Instruction: Scan the entries below and count the lines holding the string "this". Supply only the number.

Raw records:
----
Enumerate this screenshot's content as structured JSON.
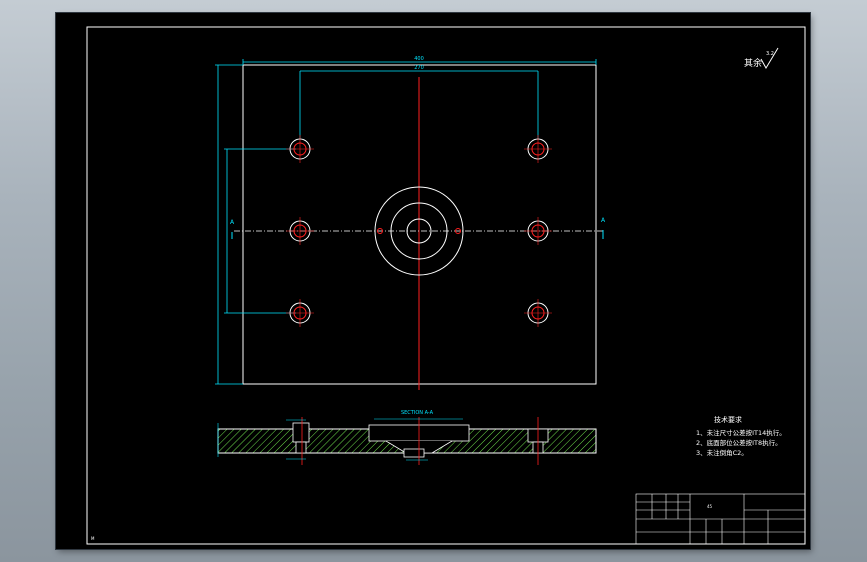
{
  "colors": {
    "background_outer": "#a9b3bc",
    "sheet": "#000000",
    "border": "#ffffff",
    "dimension": "#00e5ff",
    "centerline": "#ff2020",
    "geometry": "#ffffff",
    "hatch": "#6ee04c",
    "notes_text": "#ffffff"
  },
  "drawing": {
    "dim_width_outer": "400",
    "dim_width_inner": "270",
    "dim_height_left": "",
    "section_marker_left": "A",
    "section_marker_right": "A",
    "surface_finish_label": "其余",
    "surface_finish_value": "3.2"
  },
  "section": {
    "title": "SECTION A-A",
    "dims": [
      "",
      ""
    ]
  },
  "notes": {
    "heading": "技术要求",
    "lines": [
      "1、未注尺寸公差按IT14执行。",
      "2、底面部位公差按IT8执行。",
      "3、未注倒角C2。"
    ]
  },
  "title_block": {
    "material": "45",
    "drawing_number": "",
    "part_name": "",
    "company": ""
  }
}
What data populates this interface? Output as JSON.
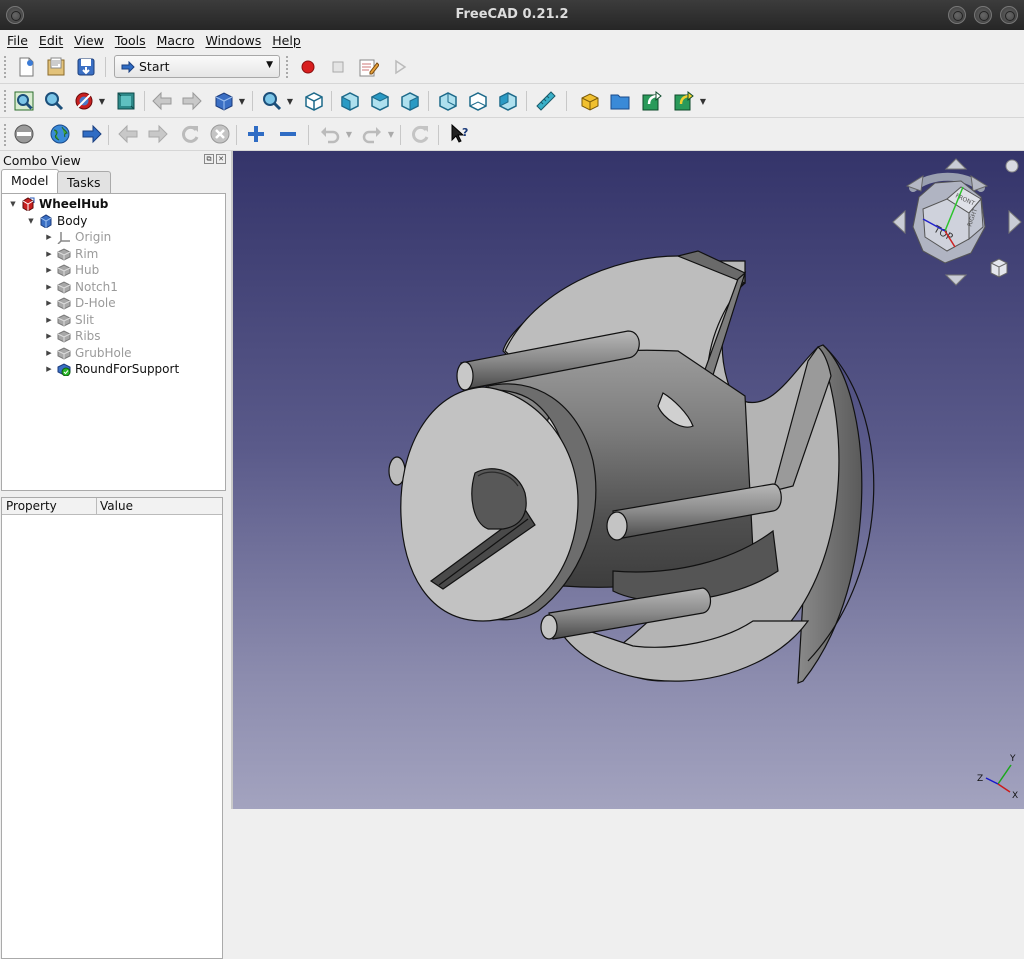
{
  "window": {
    "title": "FreeCAD 0.21.2"
  },
  "menu": [
    {
      "label": "File"
    },
    {
      "label": "Edit"
    },
    {
      "label": "View"
    },
    {
      "label": "Tools"
    },
    {
      "label": "Macro"
    },
    {
      "label": "Windows"
    },
    {
      "label": "Help"
    }
  ],
  "toolbar": {
    "workbench_selector": {
      "value": "Start"
    }
  },
  "combo_view": {
    "title": "Combo View",
    "tabs": [
      {
        "label": "Model"
      },
      {
        "label": "Tasks"
      }
    ],
    "active_tab": "Model",
    "tree": [
      {
        "label": "WheelHub",
        "icon": "document-icon",
        "level": 0,
        "expanded": true,
        "bold": true
      },
      {
        "label": "Body",
        "icon": "body-icon",
        "level": 1,
        "expanded": true
      },
      {
        "label": "Origin",
        "icon": "origin-icon",
        "level": 2,
        "dim": true
      },
      {
        "label": "Rim",
        "icon": "feature-icon",
        "level": 2,
        "dim": true
      },
      {
        "label": "Hub",
        "icon": "feature-icon",
        "level": 2,
        "dim": true
      },
      {
        "label": "Notch1",
        "icon": "feature-icon",
        "level": 2,
        "dim": true
      },
      {
        "label": "D-Hole",
        "icon": "feature-icon",
        "level": 2,
        "dim": true
      },
      {
        "label": "Slit",
        "icon": "feature-icon",
        "level": 2,
        "dim": true
      },
      {
        "label": "Ribs",
        "icon": "feature-icon",
        "level": 2,
        "dim": true
      },
      {
        "label": "GrubHole",
        "icon": "feature-icon",
        "level": 2,
        "dim": true
      },
      {
        "label": "RoundForSupport",
        "icon": "tip-feature-icon",
        "level": 2,
        "dim": false
      }
    ]
  },
  "property_view": {
    "columns": [
      {
        "label": "Property"
      },
      {
        "label": "Value"
      }
    ]
  },
  "viewport": {
    "navigation_cube": {
      "face_label": "TOP",
      "side_labels": [
        "FRONT",
        "RIGHT"
      ]
    },
    "axis_labels": [
      "Y",
      "Z",
      "X"
    ],
    "background_top": "#34346a",
    "background_bottom": "#a3a3bf"
  }
}
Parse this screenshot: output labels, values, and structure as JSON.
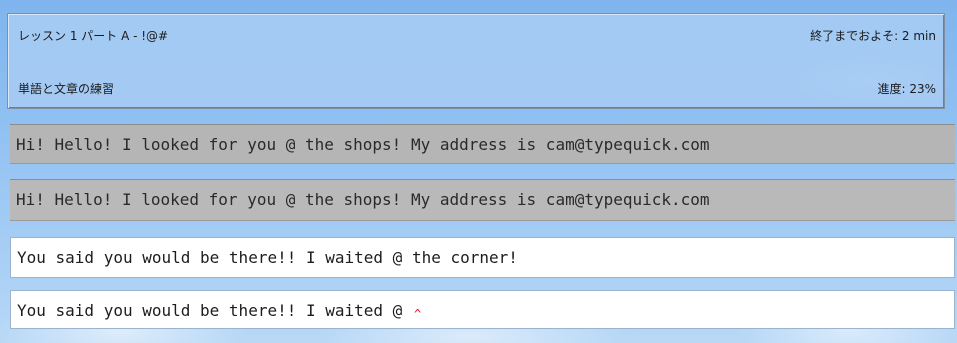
{
  "header": {
    "lesson_title": "レッスン 1 パート A - !@#",
    "time_remaining": "終了までおよそ: 2 min",
    "practice_label": "単語と文章の練習",
    "progress": "進度: 23%"
  },
  "lines": {
    "target_1": "Hi! Hello! I looked for you @ the shops! My address is cam@typequick.com",
    "typed_1": "Hi! Hello! I looked for you @ the shops! My address is cam@typequick.com",
    "target_2": "You said you would be there!! I waited @ the corner!",
    "typed_2": "You said you would be there!! I waited @ "
  },
  "markers": {
    "mistake": "x",
    "cursor": "^"
  },
  "colors": {
    "error_mark": "#e0201a",
    "header_panel": "#a6cbf3",
    "grey_box": "#b5b5b5"
  }
}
----
Exercise result: 3